Task to complete.
Below are some records; work out how many of their lines contain "panel" and give the number only.

Records for this exercise.
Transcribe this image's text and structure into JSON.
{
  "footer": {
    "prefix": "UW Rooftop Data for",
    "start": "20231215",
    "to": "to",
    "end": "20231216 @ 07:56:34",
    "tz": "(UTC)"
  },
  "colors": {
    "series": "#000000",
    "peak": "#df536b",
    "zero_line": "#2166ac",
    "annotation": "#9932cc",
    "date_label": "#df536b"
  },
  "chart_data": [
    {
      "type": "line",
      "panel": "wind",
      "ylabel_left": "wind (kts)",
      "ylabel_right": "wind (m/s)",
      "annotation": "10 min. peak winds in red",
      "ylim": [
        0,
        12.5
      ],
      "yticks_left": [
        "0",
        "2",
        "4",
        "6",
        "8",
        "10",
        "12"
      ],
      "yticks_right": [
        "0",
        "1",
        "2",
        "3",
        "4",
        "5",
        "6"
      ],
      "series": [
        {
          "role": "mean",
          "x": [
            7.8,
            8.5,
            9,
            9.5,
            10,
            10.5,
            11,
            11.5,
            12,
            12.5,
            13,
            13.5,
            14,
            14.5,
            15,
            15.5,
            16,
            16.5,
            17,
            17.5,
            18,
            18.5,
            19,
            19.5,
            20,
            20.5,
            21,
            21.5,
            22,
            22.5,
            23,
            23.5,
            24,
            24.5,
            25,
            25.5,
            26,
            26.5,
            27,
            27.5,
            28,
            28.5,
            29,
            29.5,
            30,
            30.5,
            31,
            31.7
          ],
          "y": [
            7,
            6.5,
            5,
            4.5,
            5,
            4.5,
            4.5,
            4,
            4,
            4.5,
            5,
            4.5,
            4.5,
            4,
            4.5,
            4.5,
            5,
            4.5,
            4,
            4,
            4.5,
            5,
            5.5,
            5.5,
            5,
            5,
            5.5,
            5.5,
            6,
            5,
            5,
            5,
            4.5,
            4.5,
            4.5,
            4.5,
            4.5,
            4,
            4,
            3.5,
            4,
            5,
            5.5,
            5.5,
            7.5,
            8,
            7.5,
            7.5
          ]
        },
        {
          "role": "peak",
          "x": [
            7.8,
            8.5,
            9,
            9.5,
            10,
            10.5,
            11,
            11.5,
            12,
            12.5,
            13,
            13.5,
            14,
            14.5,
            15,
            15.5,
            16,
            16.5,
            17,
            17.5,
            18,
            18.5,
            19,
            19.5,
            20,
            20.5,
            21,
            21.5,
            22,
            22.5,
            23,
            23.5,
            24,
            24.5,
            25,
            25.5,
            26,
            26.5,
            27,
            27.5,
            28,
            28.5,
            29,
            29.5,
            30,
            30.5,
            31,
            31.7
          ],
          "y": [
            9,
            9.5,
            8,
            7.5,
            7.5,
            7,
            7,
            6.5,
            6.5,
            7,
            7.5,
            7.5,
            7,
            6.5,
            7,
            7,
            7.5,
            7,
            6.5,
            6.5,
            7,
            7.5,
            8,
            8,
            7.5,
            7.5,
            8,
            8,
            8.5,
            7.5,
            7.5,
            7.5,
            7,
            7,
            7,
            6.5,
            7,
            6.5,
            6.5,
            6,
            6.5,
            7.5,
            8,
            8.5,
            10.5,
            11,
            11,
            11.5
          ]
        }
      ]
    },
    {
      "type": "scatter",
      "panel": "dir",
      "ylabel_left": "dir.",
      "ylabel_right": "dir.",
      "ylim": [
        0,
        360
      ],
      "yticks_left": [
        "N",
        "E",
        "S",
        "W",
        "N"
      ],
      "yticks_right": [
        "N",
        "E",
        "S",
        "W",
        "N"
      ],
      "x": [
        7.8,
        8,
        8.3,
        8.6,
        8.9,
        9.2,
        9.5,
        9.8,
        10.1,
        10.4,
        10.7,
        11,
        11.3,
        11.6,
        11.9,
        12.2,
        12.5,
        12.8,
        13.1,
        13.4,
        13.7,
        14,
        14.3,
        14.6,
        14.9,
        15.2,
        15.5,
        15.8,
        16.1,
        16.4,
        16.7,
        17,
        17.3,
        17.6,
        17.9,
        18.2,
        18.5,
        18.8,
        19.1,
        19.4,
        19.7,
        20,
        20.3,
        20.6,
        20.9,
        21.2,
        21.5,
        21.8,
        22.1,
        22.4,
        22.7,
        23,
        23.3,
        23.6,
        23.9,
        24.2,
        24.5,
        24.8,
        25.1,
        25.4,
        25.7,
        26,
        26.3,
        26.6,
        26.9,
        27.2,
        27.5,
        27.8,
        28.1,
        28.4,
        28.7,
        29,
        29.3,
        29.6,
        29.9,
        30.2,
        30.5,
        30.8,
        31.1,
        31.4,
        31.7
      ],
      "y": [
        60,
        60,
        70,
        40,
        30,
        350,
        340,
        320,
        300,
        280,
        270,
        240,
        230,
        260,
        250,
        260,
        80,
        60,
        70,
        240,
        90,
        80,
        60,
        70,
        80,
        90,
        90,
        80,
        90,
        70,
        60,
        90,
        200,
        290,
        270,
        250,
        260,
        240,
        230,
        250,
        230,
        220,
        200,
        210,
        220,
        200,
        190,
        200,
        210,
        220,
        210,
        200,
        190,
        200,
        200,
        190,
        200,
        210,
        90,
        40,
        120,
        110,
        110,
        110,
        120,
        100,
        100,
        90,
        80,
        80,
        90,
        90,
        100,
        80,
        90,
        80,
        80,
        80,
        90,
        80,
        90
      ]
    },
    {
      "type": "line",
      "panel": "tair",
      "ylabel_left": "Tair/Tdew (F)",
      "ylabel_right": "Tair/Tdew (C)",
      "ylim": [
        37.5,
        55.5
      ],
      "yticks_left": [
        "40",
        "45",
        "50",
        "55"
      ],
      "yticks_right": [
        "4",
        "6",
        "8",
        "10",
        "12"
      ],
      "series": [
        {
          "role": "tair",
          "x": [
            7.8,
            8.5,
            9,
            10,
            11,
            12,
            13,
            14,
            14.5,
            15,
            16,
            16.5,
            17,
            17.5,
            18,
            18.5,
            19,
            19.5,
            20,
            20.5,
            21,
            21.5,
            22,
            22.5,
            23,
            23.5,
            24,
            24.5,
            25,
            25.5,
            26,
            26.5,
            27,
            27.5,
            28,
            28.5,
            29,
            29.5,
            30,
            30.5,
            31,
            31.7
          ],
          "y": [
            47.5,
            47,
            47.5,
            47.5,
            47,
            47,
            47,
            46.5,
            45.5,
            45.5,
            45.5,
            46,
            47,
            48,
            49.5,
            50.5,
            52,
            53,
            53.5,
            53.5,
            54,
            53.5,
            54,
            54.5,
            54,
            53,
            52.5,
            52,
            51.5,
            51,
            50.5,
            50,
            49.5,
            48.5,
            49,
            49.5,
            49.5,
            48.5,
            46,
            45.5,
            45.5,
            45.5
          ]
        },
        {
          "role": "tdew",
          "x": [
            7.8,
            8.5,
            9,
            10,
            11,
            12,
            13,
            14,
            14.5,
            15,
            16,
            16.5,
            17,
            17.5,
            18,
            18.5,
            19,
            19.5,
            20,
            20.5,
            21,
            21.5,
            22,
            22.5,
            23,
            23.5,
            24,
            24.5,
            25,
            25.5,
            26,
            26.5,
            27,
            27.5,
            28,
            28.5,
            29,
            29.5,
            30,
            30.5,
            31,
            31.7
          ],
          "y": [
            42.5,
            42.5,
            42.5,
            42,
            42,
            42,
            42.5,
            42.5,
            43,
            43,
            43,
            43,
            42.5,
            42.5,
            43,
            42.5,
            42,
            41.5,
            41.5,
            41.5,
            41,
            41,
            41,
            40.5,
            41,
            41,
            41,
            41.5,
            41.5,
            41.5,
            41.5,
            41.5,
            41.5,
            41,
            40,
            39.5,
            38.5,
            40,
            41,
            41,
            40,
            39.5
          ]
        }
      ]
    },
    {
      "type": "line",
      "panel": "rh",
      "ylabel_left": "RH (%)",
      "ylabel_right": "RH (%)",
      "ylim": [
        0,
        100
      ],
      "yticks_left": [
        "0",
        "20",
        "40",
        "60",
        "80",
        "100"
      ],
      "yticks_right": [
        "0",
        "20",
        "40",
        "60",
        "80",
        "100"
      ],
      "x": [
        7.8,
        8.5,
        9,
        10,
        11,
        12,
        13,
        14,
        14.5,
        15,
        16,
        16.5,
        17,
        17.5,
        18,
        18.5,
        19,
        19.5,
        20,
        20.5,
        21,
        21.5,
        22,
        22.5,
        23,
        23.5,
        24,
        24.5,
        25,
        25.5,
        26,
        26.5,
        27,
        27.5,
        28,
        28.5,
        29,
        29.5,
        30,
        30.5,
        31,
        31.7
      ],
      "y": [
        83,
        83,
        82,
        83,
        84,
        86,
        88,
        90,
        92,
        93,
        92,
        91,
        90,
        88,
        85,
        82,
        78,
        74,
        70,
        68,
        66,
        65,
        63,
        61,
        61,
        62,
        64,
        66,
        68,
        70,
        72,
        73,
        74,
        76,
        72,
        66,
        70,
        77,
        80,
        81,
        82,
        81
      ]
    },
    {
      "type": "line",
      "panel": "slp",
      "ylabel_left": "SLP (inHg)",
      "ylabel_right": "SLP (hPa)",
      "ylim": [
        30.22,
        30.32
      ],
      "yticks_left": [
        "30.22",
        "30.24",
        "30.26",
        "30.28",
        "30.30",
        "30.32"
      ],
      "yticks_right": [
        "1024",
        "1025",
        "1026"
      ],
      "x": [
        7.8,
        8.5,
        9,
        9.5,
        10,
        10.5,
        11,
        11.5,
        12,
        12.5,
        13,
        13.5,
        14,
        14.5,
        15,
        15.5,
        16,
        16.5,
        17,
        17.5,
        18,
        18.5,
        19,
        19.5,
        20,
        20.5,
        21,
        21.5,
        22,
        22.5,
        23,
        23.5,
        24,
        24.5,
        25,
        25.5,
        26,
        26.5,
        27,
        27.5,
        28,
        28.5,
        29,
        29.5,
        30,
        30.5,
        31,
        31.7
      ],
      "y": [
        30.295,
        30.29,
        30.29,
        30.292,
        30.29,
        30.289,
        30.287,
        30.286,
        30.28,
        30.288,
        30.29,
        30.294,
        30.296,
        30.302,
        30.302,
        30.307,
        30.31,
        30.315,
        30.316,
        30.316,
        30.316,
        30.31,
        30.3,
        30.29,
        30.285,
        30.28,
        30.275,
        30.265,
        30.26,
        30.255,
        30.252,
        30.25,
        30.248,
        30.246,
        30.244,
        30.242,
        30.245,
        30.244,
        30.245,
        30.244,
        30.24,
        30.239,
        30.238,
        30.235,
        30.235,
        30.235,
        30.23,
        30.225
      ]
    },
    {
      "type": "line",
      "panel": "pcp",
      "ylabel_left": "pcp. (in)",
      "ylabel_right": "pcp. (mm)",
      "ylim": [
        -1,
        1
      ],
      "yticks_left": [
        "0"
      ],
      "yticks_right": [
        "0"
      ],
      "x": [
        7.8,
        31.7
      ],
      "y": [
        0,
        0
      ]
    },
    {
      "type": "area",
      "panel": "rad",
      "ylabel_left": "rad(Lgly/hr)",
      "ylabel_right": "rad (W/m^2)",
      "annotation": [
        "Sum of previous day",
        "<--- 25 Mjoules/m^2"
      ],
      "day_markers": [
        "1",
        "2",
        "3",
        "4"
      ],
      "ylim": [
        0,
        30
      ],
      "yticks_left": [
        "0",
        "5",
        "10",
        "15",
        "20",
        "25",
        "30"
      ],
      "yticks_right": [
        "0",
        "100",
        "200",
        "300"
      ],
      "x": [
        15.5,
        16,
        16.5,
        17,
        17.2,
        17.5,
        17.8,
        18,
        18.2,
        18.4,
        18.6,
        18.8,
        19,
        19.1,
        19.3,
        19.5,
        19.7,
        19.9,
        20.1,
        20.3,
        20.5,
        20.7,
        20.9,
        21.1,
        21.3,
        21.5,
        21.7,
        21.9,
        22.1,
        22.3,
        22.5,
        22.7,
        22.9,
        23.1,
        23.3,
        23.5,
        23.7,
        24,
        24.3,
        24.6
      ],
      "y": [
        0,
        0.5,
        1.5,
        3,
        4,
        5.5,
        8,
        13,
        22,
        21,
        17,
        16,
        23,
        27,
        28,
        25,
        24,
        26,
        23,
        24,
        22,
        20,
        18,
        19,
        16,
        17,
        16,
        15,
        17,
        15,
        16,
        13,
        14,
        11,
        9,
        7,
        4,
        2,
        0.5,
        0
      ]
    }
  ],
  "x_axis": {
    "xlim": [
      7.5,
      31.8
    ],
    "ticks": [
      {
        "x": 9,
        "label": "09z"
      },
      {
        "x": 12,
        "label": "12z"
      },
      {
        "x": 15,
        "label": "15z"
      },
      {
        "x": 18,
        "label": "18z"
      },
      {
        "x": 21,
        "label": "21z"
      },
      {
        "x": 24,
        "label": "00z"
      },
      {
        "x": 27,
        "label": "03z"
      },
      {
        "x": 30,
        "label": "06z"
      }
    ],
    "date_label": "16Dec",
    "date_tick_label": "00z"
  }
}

Finished exercise.
7